• TASK DESCRIPTION
Set down the full listing exactly, character for character.

• DATA FOR THIS TASK
** Start **
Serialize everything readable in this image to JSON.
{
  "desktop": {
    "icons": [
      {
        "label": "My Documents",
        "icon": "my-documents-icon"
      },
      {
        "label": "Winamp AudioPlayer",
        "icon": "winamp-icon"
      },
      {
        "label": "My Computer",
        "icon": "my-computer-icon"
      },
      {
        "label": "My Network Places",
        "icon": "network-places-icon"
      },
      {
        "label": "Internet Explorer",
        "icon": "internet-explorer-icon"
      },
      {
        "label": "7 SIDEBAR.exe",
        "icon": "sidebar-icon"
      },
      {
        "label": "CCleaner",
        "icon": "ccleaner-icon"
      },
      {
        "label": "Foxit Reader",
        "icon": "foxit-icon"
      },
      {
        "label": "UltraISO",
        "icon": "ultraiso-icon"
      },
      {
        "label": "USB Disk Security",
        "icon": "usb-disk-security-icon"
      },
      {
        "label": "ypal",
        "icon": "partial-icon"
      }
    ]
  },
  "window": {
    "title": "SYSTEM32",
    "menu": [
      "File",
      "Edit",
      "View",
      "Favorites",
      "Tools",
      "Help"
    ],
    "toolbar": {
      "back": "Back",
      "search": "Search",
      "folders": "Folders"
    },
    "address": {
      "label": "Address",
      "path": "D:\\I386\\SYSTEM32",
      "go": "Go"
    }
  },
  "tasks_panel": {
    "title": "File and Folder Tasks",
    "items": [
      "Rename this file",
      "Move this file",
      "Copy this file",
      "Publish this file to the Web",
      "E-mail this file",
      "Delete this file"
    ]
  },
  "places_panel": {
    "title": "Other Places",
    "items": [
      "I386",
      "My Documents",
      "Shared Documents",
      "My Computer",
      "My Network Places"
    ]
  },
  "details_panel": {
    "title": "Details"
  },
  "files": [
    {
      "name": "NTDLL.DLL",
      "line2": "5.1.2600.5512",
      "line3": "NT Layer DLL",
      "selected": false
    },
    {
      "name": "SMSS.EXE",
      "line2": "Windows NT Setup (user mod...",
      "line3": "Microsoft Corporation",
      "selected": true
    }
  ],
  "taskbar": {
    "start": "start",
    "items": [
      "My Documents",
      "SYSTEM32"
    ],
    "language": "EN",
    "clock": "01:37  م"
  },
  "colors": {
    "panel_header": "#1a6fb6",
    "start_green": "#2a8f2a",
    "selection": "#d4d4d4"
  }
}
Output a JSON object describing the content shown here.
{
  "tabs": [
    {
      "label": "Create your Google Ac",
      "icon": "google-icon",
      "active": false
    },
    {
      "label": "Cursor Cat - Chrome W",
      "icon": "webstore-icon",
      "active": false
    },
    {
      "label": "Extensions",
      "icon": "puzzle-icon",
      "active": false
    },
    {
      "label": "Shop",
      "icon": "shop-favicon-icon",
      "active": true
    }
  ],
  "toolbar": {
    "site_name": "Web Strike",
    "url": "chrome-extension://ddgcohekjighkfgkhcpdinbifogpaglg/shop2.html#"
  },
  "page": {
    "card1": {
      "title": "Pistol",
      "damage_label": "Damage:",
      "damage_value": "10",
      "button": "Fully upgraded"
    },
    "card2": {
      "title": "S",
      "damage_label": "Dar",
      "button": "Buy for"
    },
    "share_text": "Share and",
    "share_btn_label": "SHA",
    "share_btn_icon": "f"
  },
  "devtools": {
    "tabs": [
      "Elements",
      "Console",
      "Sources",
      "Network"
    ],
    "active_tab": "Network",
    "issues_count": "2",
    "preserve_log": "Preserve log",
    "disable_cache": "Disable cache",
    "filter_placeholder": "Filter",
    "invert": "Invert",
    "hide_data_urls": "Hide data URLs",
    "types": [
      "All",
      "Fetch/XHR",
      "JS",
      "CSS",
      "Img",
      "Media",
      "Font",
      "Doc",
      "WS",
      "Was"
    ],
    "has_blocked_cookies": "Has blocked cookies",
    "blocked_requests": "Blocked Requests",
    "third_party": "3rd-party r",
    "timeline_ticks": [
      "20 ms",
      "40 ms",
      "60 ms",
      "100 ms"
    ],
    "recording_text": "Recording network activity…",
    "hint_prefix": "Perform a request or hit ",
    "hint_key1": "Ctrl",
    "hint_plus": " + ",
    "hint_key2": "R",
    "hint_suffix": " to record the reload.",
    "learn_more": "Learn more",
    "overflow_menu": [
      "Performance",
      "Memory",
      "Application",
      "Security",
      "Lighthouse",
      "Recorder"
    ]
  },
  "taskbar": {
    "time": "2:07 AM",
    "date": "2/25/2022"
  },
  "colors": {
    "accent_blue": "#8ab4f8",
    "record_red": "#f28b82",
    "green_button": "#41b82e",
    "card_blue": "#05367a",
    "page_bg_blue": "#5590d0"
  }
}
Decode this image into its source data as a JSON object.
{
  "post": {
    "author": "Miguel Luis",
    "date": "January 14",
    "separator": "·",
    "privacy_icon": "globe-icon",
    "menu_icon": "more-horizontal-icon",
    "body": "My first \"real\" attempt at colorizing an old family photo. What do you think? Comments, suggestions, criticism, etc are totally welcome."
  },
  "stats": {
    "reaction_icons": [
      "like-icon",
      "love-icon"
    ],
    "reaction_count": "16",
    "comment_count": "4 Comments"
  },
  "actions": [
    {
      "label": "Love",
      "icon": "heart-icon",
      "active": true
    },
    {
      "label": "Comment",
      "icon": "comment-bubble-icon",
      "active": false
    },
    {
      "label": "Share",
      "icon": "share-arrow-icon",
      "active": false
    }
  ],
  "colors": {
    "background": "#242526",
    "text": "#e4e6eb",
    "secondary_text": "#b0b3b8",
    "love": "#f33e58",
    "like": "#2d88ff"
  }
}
** End **
• WRITTEN RESPONSE
Serialize everything readable in this image to JSON.
{
  "desktop": {
    "icons": [
      {
        "label": "My Documents",
        "icon": "my-documents-icon"
      },
      {
        "label": "Winamp AudioPlayer",
        "icon": "winamp-icon"
      },
      {
        "label": "My Computer",
        "icon": "my-computer-icon"
      },
      {
        "label": "My Network Places",
        "icon": "network-places-icon"
      },
      {
        "label": "Internet Explorer",
        "icon": "internet-explorer-icon"
      },
      {
        "label": "7 SIDEBAR.exe",
        "icon": "sidebar-icon"
      },
      {
        "label": "CCleaner",
        "icon": "ccleaner-icon"
      },
      {
        "label": "Foxit Reader",
        "icon": "foxit-icon"
      },
      {
        "label": "UltraISO",
        "icon": "ultraiso-icon"
      },
      {
        "label": "USB Disk Security",
        "icon": "usb-disk-security-icon"
      },
      {
        "label": "ypal",
        "icon": "partial-icon"
      }
    ]
  },
  "window": {
    "title": "SYSTEM32",
    "menu": [
      "File",
      "Edit",
      "View",
      "Favorites",
      "Tools",
      "Help"
    ],
    "toolbar": {
      "back": "Back",
      "search": "Search",
      "folders": "Folders"
    },
    "address": {
      "label": "Address",
      "path": "D:\\I386\\SYSTEM32",
      "go": "Go"
    }
  },
  "tasks_panel": {
    "title": "File and Folder Tasks",
    "items": [
      "Rename this file",
      "Move this file",
      "Copy this file",
      "Publish this file to the Web",
      "E-mail this file",
      "Delete this file"
    ]
  },
  "places_panel": {
    "title": "Other Places",
    "items": [
      "I386",
      "My Documents",
      "Shared Documents",
      "My Computer",
      "My Network Places"
    ]
  },
  "details_panel": {
    "title": "Details"
  },
  "files": [
    {
      "name": "NTDLL.DLL",
      "line2": "5.1.2600.5512",
      "line3": "NT Layer DLL",
      "selected": false
    },
    {
      "name": "SMSS.EXE",
      "line2": "Windows NT Setup (user mod...",
      "line3": "Microsoft Corporation",
      "selected": true
    }
  ],
  "taskbar": {
    "start": "start",
    "items": [
      "My Documents",
      "SYSTEM32"
    ],
    "language": "EN",
    "clock": "01:37  م"
  },
  "colors": {
    "panel_header": "#1a6fb6",
    "start_green": "#2a8f2a",
    "selection": "#d4d4d4"
  }
}
Output a JSON object describing the content shown here.
{
  "tabs": [
    {
      "label": "Create your Google Ac",
      "icon": "google-icon",
      "active": false
    },
    {
      "label": "Cursor Cat - Chrome W",
      "icon": "webstore-icon",
      "active": false
    },
    {
      "label": "Extensions",
      "icon": "puzzle-icon",
      "active": false
    },
    {
      "label": "Shop",
      "icon": "shop-favicon-icon",
      "active": true
    }
  ],
  "toolbar": {
    "site_name": "Web Strike",
    "url": "chrome-extension://ddgcohekjighkfgkhcpdinbifogpaglg/shop2.html#"
  },
  "page": {
    "card1": {
      "title": "Pistol",
      "damage_label": "Damage:",
      "damage_value": "10",
      "button": "Fully upgraded"
    },
    "card2": {
      "title": "S",
      "damage_label": "Dar",
      "button": "Buy for"
    },
    "share_text": "Share and",
    "share_btn_label": "SHA",
    "share_btn_icon": "f"
  },
  "devtools": {
    "tabs": [
      "Elements",
      "Console",
      "Sources",
      "Network"
    ],
    "active_tab": "Network",
    "issues_count": "2",
    "preserve_log": "Preserve log",
    "disable_cache": "Disable cache",
    "filter_placeholder": "Filter",
    "invert": "Invert",
    "hide_data_urls": "Hide data URLs",
    "types": [
      "All",
      "Fetch/XHR",
      "JS",
      "CSS",
      "Img",
      "Media",
      "Font",
      "Doc",
      "WS",
      "Was"
    ],
    "has_blocked_cookies": "Has blocked cookies",
    "blocked_requests": "Blocked Requests",
    "third_party": "3rd-party r",
    "timeline_ticks": [
      "20 ms",
      "40 ms",
      "60 ms",
      "100 ms"
    ],
    "recording_text": "Recording network activity…",
    "hint_prefix": "Perform a request or hit ",
    "hint_key1": "Ctrl",
    "hint_plus": " + ",
    "hint_key2": "R",
    "hint_suffix": " to record the reload.",
    "learn_more": "Learn more",
    "overflow_menu": [
      "Performance",
      "Memory",
      "Application",
      "Security",
      "Lighthouse",
      "Recorder"
    ]
  },
  "taskbar": {
    "time": "2:07 AM",
    "date": "2/25/2022"
  },
  "colors": {
    "accent_blue": "#8ab4f8",
    "record_red": "#f28b82",
    "green_button": "#41b82e",
    "card_blue": "#05367a",
    "page_bg_blue": "#5590d0"
  }
}
Decode this image into its source data as a JSON object.
{
  "post": {
    "author": "Miguel Luis",
    "date": "January 14",
    "separator": "·",
    "privacy_icon": "globe-icon",
    "menu_icon": "more-horizontal-icon",
    "body": "My first \"real\" attempt at colorizing an old family photo. What do you think? Comments, suggestions, criticism, etc are totally welcome."
  },
  "stats": {
    "reaction_icons": [
      "like-icon",
      "love-icon"
    ],
    "reaction_count": "16",
    "comment_count": "4 Comments"
  },
  "actions": [
    {
      "label": "Love",
      "icon": "heart-icon",
      "active": true
    },
    {
      "label": "Comment",
      "icon": "comment-bubble-icon",
      "active": false
    },
    {
      "label": "Share",
      "icon": "share-arrow-icon",
      "active": false
    }
  ],
  "colors": {
    "background": "#242526",
    "text": "#e4e6eb",
    "secondary_text": "#b0b3b8",
    "love": "#f33e58",
    "like": "#2d88ff"
  }
}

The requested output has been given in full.